▸ **Records excerpted from a collection**
----
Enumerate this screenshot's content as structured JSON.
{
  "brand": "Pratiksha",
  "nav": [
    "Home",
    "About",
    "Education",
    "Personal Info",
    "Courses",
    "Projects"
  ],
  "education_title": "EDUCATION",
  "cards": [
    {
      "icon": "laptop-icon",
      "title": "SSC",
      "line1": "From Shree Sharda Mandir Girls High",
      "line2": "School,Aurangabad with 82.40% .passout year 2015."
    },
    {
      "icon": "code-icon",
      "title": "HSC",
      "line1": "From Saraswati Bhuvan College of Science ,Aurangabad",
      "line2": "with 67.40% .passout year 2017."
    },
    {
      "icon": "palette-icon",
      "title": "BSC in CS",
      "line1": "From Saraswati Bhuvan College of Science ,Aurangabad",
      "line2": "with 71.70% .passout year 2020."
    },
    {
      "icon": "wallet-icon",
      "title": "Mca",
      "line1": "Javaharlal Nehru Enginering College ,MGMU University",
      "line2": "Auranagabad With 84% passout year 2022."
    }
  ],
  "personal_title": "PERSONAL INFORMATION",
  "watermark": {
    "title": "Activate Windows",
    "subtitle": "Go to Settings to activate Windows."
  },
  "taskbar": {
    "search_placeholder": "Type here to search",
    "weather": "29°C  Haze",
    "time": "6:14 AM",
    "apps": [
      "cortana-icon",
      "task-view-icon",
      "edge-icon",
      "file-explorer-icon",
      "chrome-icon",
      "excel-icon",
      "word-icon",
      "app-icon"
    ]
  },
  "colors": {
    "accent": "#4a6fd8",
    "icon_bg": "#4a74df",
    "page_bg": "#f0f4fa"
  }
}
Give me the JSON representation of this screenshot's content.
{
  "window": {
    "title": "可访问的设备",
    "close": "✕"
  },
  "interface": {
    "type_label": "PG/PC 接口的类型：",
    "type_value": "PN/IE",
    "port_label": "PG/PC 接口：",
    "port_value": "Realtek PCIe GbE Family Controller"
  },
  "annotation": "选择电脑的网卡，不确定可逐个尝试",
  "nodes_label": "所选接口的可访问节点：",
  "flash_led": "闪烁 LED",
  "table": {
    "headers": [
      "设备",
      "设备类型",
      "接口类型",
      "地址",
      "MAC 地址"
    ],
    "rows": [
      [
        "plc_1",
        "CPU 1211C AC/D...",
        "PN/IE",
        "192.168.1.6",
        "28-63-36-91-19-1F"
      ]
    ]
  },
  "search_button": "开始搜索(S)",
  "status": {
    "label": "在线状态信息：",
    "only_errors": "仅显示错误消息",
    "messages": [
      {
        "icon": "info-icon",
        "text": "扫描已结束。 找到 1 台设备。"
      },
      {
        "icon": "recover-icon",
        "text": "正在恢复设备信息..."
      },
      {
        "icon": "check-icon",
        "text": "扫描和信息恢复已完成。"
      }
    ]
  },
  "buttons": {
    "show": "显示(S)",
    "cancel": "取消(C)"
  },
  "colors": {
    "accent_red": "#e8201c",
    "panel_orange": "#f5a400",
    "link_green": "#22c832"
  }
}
----
▸ **Exercise description**
From the records above, extract every entry verbatim.

▸ **Response to the task**
Enumerate this screenshot's content as structured JSON.
{
  "brand": "Pratiksha",
  "nav": [
    "Home",
    "About",
    "Education",
    "Personal Info",
    "Courses",
    "Projects"
  ],
  "education_title": "EDUCATION",
  "cards": [
    {
      "icon": "laptop-icon",
      "title": "SSC",
      "line1": "From Shree Sharda Mandir Girls High",
      "line2": "School,Aurangabad with 82.40% .passout year 2015."
    },
    {
      "icon": "code-icon",
      "title": "HSC",
      "line1": "From Saraswati Bhuvan College of Science ,Aurangabad",
      "line2": "with 67.40% .passout year 2017."
    },
    {
      "icon": "palette-icon",
      "title": "BSC in CS",
      "line1": "From Saraswati Bhuvan College of Science ,Aurangabad",
      "line2": "with 71.70% .passout year 2020."
    },
    {
      "icon": "wallet-icon",
      "title": "Mca",
      "line1": "Javaharlal Nehru Enginering College ,MGMU University",
      "line2": "Auranagabad With 84% passout year 2022."
    }
  ],
  "personal_title": "PERSONAL INFORMATION",
  "watermark": {
    "title": "Activate Windows",
    "subtitle": "Go to Settings to activate Windows."
  },
  "taskbar": {
    "search_placeholder": "Type here to search",
    "weather": "29°C  Haze",
    "time": "6:14 AM",
    "apps": [
      "cortana-icon",
      "task-view-icon",
      "edge-icon",
      "file-explorer-icon",
      "chrome-icon",
      "excel-icon",
      "word-icon",
      "app-icon"
    ]
  },
  "colors": {
    "accent": "#4a6fd8",
    "icon_bg": "#4a74df",
    "page_bg": "#f0f4fa"
  }
}
Give me the JSON representation of this screenshot's content.
{
  "window": {
    "title": "可访问的设备",
    "close": "✕"
  },
  "interface": {
    "type_label": "PG/PC 接口的类型：",
    "type_value": "PN/IE",
    "port_label": "PG/PC 接口：",
    "port_value": "Realtek PCIe GbE Family Controller"
  },
  "annotation": "选择电脑的网卡，不确定可逐个尝试",
  "nodes_label": "所选接口的可访问节点：",
  "flash_led": "闪烁 LED",
  "table": {
    "headers": [
      "设备",
      "设备类型",
      "接口类型",
      "地址",
      "MAC 地址"
    ],
    "rows": [
      [
        "plc_1",
        "CPU 1211C AC/D...",
        "PN/IE",
        "192.168.1.6",
        "28-63-36-91-19-1F"
      ]
    ]
  },
  "search_button": "开始搜索(S)",
  "status": {
    "label": "在线状态信息：",
    "only_errors": "仅显示错误消息",
    "messages": [
      {
        "icon": "info-icon",
        "text": "扫描已结束。 找到 1 台设备。"
      },
      {
        "icon": "recover-icon",
        "text": "正在恢复设备信息..."
      },
      {
        "icon": "check-icon",
        "text": "扫描和信息恢复已完成。"
      }
    ]
  },
  "buttons": {
    "show": "显示(S)",
    "cancel": "取消(C)"
  },
  "colors": {
    "accent_red": "#e8201c",
    "panel_orange": "#f5a400",
    "link_green": "#22c832"
  }
}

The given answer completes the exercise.